## Task instructions
Put the lines from the start of the records through the line containing "- growth-line: [106, 402, 479, 545]", both included, into a numbered list, leaving out any blank lines.

※ ※ ※

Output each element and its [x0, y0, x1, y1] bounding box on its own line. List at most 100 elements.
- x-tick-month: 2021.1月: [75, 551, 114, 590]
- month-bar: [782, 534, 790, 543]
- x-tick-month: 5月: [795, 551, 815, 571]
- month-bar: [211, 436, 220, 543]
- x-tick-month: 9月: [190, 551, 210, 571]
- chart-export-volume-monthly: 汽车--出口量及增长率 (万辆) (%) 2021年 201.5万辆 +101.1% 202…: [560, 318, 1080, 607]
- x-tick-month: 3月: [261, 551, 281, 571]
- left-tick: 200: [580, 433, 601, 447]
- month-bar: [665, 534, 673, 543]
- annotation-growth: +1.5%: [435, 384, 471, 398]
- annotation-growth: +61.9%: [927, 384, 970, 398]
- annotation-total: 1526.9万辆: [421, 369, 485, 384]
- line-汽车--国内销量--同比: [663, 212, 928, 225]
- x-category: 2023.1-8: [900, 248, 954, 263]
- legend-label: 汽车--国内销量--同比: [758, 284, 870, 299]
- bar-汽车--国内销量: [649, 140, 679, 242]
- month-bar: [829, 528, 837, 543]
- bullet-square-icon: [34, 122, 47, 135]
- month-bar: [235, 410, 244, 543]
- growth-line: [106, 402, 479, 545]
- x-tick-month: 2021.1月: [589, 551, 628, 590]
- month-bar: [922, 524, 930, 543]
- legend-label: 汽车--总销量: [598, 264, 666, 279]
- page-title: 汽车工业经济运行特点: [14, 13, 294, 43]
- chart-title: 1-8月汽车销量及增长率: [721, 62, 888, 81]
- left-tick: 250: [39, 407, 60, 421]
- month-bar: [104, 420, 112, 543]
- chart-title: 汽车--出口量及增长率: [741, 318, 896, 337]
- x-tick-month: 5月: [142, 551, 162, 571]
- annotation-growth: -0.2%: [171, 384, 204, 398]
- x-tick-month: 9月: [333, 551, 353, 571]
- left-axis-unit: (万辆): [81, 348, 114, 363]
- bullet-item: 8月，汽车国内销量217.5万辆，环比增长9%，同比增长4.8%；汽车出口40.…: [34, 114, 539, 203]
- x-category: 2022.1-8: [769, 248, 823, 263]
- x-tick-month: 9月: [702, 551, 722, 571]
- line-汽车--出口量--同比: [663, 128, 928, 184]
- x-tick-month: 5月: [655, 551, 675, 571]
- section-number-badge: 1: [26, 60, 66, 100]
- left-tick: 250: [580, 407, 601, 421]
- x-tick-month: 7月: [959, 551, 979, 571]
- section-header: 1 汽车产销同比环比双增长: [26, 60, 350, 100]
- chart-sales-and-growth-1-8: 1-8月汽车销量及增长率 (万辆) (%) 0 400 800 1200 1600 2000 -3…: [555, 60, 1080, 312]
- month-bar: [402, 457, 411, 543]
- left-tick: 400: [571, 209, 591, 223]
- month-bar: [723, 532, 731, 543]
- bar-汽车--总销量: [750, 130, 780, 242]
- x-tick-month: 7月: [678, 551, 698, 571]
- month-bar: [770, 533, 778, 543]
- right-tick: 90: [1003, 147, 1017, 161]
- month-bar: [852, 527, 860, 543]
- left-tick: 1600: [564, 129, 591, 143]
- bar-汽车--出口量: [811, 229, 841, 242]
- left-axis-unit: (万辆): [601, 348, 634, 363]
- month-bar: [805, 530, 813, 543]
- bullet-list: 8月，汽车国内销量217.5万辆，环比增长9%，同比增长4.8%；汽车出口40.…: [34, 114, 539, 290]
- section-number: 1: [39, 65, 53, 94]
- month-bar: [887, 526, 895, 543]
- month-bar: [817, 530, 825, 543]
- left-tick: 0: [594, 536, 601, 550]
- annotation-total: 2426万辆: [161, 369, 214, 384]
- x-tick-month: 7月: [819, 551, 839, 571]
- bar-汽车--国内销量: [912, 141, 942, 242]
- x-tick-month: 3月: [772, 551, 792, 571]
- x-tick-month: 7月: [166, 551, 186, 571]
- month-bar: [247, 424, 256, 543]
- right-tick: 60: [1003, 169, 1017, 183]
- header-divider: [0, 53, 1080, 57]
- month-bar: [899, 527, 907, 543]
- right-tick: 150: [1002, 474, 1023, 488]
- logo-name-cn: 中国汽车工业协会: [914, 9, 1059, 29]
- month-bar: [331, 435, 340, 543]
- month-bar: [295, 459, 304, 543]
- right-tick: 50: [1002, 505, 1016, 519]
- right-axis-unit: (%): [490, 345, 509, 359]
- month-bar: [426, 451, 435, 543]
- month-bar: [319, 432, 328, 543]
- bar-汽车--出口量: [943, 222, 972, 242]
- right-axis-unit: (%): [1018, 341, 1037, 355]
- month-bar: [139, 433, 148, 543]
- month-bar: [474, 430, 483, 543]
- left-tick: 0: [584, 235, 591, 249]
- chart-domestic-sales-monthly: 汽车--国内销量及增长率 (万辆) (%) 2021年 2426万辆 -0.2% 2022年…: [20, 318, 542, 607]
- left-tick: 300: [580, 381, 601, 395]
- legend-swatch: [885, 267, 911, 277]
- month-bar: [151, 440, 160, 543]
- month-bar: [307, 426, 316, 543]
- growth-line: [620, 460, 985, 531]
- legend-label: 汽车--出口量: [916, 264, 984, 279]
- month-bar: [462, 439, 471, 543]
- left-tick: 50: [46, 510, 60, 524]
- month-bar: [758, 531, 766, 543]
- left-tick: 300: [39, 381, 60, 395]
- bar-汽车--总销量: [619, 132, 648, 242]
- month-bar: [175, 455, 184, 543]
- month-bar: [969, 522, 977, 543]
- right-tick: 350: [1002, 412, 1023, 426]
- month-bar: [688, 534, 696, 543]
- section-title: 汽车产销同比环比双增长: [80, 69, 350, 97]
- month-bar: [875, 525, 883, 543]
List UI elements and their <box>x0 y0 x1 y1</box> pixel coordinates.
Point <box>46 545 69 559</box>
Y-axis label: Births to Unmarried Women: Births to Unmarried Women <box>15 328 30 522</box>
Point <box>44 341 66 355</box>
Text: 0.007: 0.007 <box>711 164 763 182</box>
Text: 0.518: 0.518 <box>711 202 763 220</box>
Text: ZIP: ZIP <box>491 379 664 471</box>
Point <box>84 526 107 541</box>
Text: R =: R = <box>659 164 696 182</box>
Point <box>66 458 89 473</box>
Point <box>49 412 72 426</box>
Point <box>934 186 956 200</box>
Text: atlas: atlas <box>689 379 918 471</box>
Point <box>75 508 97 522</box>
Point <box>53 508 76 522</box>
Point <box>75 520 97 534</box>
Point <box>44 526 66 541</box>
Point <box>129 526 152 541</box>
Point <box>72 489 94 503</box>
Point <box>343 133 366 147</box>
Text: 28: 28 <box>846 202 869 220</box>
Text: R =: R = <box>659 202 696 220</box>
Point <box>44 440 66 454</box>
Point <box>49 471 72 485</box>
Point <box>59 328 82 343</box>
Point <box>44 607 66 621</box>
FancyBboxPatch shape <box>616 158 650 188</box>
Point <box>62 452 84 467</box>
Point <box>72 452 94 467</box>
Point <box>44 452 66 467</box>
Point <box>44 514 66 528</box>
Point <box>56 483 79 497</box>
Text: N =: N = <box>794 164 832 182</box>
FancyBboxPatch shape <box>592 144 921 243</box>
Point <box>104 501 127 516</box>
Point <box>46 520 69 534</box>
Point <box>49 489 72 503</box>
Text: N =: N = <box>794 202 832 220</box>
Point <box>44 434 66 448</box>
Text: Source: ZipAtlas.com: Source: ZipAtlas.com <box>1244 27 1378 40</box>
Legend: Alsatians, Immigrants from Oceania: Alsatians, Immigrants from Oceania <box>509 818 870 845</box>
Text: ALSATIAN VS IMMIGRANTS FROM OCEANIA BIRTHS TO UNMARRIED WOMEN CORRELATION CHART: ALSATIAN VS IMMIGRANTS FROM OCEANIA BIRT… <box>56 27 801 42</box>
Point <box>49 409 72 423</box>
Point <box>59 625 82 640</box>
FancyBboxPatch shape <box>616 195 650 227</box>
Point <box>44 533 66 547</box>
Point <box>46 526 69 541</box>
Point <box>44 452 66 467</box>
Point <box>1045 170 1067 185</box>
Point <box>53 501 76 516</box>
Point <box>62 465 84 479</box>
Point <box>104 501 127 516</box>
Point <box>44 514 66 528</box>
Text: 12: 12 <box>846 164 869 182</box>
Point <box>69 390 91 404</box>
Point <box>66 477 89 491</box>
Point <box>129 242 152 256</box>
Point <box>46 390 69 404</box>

※ ※ ※

## In response
1. Output each element and its [x0, y0, x1, y1] bounding box on its own line. List at most 100 elements.
2. - x-tick-month: 2021.1月: [75, 551, 114, 590]
3. - month-bar: [782, 534, 790, 543]
4. - x-tick-month: 5月: [795, 551, 815, 571]
5. - month-bar: [211, 436, 220, 543]
6. - x-tick-month: 9月: [190, 551, 210, 571]
7. - chart-export-volume-monthly: 汽车--出口量及增长率 (万辆) (%) 2021年 201.5万辆 +101.1% 202…: [560, 318, 1080, 607]
8. - x-tick-month: 3月: [261, 551, 281, 571]
9. - left-tick: 200: [580, 433, 601, 447]
10. - month-bar: [665, 534, 673, 543]
11. - annotation-growth: +1.5%: [435, 384, 471, 398]
12. - annotation-growth: +61.9%: [927, 384, 970, 398]
13. - annotation-total: 1526.9万辆: [421, 369, 485, 384]
14. - line-汽车--国内销量--同比: [663, 212, 928, 225]
15. - x-category: 2023.1-8: [900, 248, 954, 263]
16. - legend-label: 汽车--国内销量--同比: [758, 284, 870, 299]
17. - bar-汽车--国内销量: [649, 140, 679, 242]
18. - month-bar: [829, 528, 837, 543]
19. - bullet-square-icon: [34, 122, 47, 135]
20. - month-bar: [235, 410, 244, 543]
21. - growth-line: [106, 402, 479, 545]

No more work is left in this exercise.